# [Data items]

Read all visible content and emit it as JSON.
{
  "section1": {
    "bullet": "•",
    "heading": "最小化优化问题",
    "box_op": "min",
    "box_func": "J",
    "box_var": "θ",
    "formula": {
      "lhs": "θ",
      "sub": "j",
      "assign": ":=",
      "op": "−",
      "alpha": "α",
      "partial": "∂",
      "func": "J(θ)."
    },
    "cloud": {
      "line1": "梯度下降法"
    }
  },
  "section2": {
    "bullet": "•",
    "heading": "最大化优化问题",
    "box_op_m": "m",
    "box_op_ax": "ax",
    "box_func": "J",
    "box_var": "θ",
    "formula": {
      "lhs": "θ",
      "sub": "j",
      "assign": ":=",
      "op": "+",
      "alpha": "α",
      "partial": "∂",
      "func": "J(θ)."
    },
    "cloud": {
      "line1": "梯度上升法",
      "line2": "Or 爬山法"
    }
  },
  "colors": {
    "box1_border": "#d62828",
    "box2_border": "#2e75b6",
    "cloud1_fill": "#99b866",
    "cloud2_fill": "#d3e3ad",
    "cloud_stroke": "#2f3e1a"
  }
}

==

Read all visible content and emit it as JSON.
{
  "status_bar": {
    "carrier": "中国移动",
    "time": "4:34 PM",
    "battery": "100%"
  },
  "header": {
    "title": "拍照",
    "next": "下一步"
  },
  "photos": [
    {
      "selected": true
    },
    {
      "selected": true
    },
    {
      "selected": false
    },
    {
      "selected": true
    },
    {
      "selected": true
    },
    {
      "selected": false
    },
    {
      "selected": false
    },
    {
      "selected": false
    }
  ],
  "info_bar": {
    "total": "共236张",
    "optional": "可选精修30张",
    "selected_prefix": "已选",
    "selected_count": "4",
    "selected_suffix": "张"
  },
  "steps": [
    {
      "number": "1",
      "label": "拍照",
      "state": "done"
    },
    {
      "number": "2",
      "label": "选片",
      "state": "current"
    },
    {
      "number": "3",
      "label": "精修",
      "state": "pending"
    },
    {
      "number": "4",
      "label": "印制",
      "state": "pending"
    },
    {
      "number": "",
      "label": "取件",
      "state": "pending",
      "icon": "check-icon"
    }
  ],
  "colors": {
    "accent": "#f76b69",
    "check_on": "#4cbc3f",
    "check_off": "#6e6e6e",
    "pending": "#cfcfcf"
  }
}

# [TASK TO CARRY OUT]
Check each line of the records above for "state", and copy those that have it.

# [CORRECT ANSWER]
      "state": "done"
      "state": "current"
      "state": "pending"
      "state": "pending"
      "state": "pending",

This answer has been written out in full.